* start RECORDS TO USE *

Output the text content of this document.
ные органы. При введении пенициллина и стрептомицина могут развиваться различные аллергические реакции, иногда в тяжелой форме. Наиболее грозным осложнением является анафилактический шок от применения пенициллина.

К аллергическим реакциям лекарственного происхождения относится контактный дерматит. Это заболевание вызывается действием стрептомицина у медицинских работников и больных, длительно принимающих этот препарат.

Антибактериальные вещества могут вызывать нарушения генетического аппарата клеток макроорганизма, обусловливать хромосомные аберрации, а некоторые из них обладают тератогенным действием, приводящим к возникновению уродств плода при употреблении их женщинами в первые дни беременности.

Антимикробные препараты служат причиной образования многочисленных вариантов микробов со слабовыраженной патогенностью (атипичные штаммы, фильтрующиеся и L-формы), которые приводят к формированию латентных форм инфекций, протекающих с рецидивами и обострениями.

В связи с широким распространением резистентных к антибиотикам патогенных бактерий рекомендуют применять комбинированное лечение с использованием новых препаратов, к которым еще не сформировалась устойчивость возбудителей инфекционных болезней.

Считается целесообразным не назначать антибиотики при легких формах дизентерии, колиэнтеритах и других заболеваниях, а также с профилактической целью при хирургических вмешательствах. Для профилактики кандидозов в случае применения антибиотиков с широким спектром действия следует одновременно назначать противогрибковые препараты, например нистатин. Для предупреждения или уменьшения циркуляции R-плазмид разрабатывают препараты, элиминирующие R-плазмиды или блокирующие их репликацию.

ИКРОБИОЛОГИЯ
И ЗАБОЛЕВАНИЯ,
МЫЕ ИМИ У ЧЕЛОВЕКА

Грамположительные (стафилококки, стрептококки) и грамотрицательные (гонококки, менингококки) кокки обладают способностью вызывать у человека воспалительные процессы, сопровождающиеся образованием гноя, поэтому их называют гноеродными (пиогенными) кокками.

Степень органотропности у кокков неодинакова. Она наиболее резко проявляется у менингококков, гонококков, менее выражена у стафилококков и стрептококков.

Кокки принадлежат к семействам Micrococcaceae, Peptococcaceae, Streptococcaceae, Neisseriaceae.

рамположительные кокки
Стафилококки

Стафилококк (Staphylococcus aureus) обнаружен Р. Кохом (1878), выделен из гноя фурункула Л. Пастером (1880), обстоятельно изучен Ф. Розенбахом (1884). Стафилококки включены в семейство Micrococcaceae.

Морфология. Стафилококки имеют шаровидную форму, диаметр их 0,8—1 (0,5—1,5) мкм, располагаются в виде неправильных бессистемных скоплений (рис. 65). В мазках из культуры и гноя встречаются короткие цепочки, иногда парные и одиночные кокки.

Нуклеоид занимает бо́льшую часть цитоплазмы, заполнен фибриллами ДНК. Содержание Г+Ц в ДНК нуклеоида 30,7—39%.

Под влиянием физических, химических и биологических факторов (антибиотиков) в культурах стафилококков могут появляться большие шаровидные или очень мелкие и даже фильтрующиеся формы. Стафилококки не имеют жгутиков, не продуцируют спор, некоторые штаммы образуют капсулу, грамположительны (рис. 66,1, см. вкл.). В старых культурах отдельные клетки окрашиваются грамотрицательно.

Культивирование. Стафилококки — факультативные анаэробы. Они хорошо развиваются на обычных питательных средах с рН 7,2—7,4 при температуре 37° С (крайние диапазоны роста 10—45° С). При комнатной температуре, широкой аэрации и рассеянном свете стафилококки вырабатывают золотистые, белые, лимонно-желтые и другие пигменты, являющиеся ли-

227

* end RECORDS TO USE *

WHAT YOU NEED TO DO:
Transcribe all of the entries without altering anything.

EXERCISE ANSWER:
Output the text content of this document.
ные органы. При введении пенициллина и стрептомицина могут развиваться различные аллергические реакции, иногда в тяжелой форме. Наиболее грозным осложнением является анафилактический шок от применения пенициллина.

К аллергическим реакциям лекарственного происхождения относится контактный дерматит. Это заболевание вызывается действием стрептомицина у медицинских работников и больных, длительно принимающих этот препарат.

Антибактериальные вещества могут вызывать нарушения генетического аппарата клеток макроорганизма, обусловливать хромосомные аберрации, а некоторые из них обладают тератогенным действием, приводящим к возникновению уродств плода при употреблении их женщинами в первые дни беременности.

Антимикробные препараты служат причиной образования многочисленных вариантов микробов со слабовыраженной патогенностью (атипичные штаммы, фильтрующиеся и L-формы), которые приводят к формированию латентных форм инфекций, протекающих с рецидивами и обострениями.

В связи с широким распространением резистентных к антибиотикам патогенных бактерий рекомендуют применять комбинированное лечение с использованием новых препаратов, к которым еще не сформировалась устойчивость возбудителей инфекционных болезней.

Считается целесообразным не назначать антибиотики при легких формах дизентерии, колиэнтеритах и других заболеваниях, а также с профилактической целью при хирургических вмешательствах. Для профилактики кандидозов в случае применения антибиотиков с широким спектром действия следует одновременно назначать противогрибковые препараты, например нистатин. Для предупреждения или уменьшения циркуляции R-плазмид разрабатывают препараты, элиминирующие R-плазмиды или блокирующие их репликацию.

ИКРОБИОЛОГИЯ
И ЗАБОЛЕВАНИЯ,
МЫЕ ИМИ У ЧЕЛОВЕКА

Грамположительные (стафилококки, стрептококки) и грамотрицательные (гонококки, менингококки) кокки обладают способностью вызывать у человека воспалительные процессы, сопровождающиеся образованием гноя, поэтому их называют гноеродными (пиогенными) кокками.

Степень органотропности у кокков неодинакова. Она наиболее резко проявляется у менингококков, гонококков, менее выражена у стафилококков и стрептококков.

Кокки принадлежат к семействам Micrococcaceae, Peptococcaceae, Streptococcaceae, Neisseriaceae.

рамположительные кокки
Стафилококки

Стафилококк (Staphylococcus aureus) обнаружен Р. Кохом (1878), выделен из гноя фурункула Л. Пастером (1880), обстоятельно изучен Ф. Розенбахом (1884). Стафилококки включены в семейство Micrococcaceae.

Морфология. Стафилококки имеют шаровидную форму, диаметр их 0,8—1 (0,5—1,5) мкм, располагаются в виде неправильных бессистемных скоплений (рис. 65). В мазках из культуры и гноя встречаются короткие цепочки, иногда парные и одиночные кокки.

Нуклеоид занимает бо́льшую часть цитоплазмы, заполнен фибриллами ДНК. Содержание Г+Ц в ДНК нуклеоида 30,7—39%.

Под влиянием физических, химических и биологических факторов (антибиотиков) в культурах стафилококков могут появляться большие шаровидные или очень мелкие и даже фильтрующиеся формы. Стафилококки не имеют жгутиков, не продуцируют спор, некоторые штаммы образуют капсулу, грамположительны (рис. 66,1, см. вкл.). В старых культурах отдельные клетки окрашиваются грамотрицательно.

Культивирование. Стафилококки — факультативные анаэробы. Они хорошо развиваются на обычных питательных средах с рН 7,2—7,4 при температуре 37° С (крайние диапазоны роста 10—45° С). При комнатной температуре, широкой аэрации и рассеянном свете стафилококки вырабатывают золотистые, белые, лимонно-желтые и другие пигменты, являющиеся ли-

227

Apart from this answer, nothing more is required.